- [What to work on]
Select every line containing the word "value" from the material, and copy those lines.
——————
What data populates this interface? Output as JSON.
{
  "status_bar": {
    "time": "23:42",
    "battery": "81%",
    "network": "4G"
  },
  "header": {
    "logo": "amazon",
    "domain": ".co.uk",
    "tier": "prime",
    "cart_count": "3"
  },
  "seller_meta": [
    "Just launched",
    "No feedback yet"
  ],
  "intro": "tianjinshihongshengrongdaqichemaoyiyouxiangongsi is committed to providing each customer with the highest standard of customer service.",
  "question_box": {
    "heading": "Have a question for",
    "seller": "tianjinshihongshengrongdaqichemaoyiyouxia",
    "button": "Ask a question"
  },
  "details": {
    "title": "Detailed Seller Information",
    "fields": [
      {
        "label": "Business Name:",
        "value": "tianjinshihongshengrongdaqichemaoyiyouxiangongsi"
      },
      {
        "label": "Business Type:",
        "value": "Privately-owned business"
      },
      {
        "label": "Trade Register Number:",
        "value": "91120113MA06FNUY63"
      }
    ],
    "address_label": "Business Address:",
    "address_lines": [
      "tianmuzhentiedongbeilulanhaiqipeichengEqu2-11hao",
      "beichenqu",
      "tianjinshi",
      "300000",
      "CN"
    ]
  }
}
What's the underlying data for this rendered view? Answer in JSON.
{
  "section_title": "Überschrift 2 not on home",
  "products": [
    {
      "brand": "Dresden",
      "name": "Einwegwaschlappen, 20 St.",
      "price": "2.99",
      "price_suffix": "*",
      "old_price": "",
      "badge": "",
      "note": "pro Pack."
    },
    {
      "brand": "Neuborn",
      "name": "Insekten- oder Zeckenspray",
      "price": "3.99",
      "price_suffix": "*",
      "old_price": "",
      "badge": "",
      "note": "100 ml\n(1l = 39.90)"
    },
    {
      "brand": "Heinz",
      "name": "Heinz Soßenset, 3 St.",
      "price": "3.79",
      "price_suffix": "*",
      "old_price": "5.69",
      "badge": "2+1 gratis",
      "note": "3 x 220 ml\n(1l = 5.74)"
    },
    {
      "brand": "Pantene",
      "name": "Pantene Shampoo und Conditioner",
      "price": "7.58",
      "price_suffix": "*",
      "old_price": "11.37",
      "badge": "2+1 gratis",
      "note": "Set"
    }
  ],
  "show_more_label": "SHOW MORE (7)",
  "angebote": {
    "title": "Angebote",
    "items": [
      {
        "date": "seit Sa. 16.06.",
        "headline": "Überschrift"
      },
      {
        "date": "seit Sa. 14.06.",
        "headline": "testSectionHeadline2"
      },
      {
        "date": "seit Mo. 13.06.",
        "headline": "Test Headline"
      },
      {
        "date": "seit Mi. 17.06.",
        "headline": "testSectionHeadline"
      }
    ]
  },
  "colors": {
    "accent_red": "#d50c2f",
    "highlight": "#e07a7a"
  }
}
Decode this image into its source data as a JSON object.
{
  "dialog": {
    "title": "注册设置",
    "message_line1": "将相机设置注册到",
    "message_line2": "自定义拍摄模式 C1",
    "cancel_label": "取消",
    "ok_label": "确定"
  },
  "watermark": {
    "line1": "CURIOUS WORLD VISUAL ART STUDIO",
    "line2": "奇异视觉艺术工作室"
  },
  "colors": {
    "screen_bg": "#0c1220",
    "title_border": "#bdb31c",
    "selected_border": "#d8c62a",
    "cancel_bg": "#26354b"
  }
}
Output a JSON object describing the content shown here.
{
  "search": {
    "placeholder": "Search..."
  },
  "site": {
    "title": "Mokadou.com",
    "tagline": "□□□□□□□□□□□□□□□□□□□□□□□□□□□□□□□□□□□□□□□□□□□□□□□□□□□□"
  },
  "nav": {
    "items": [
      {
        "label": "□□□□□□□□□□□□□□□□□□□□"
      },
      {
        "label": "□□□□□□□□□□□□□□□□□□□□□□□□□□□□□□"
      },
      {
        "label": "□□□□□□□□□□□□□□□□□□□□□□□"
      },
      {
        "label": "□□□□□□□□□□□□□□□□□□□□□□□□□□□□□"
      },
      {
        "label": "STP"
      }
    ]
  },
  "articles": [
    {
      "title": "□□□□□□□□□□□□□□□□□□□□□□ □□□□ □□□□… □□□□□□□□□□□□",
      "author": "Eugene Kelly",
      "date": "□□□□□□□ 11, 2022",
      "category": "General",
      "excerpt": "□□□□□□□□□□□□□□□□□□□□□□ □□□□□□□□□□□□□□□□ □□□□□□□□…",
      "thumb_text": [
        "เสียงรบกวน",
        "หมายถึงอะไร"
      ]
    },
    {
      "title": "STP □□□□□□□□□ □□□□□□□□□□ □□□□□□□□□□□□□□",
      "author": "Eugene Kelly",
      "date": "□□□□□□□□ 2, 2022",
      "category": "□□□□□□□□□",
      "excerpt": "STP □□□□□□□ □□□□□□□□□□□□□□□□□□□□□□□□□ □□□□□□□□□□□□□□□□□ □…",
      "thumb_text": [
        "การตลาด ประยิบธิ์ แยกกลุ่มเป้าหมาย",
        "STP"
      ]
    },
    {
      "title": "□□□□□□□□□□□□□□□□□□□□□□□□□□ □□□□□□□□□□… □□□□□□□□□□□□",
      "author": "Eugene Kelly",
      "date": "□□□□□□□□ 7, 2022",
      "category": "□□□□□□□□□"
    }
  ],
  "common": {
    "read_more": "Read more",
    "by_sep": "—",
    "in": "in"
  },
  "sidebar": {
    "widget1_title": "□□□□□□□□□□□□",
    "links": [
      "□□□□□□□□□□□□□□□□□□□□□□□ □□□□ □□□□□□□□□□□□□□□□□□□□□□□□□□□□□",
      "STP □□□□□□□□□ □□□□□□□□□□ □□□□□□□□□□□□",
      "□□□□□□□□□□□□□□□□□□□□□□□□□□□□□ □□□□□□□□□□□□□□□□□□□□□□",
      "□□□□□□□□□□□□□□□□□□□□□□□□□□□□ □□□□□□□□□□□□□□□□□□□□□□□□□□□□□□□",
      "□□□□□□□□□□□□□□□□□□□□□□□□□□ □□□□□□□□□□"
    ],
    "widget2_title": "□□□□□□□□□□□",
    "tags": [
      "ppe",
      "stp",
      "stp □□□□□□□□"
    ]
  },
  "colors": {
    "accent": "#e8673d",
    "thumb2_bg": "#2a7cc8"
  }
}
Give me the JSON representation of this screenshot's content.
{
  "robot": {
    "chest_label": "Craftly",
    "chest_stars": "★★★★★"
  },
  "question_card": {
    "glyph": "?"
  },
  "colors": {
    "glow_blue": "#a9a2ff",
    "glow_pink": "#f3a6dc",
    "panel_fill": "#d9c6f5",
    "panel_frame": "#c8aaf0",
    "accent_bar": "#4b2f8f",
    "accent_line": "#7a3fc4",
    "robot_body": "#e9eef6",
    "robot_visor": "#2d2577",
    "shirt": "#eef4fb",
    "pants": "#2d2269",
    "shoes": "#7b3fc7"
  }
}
——————
- [Answer in full]
        "value": "tianjinshihongshengrongdaqichemaoyiyouxiangongsi"
        "value": "Privately-owned business"
        "value": "91120113MA06FNUY63"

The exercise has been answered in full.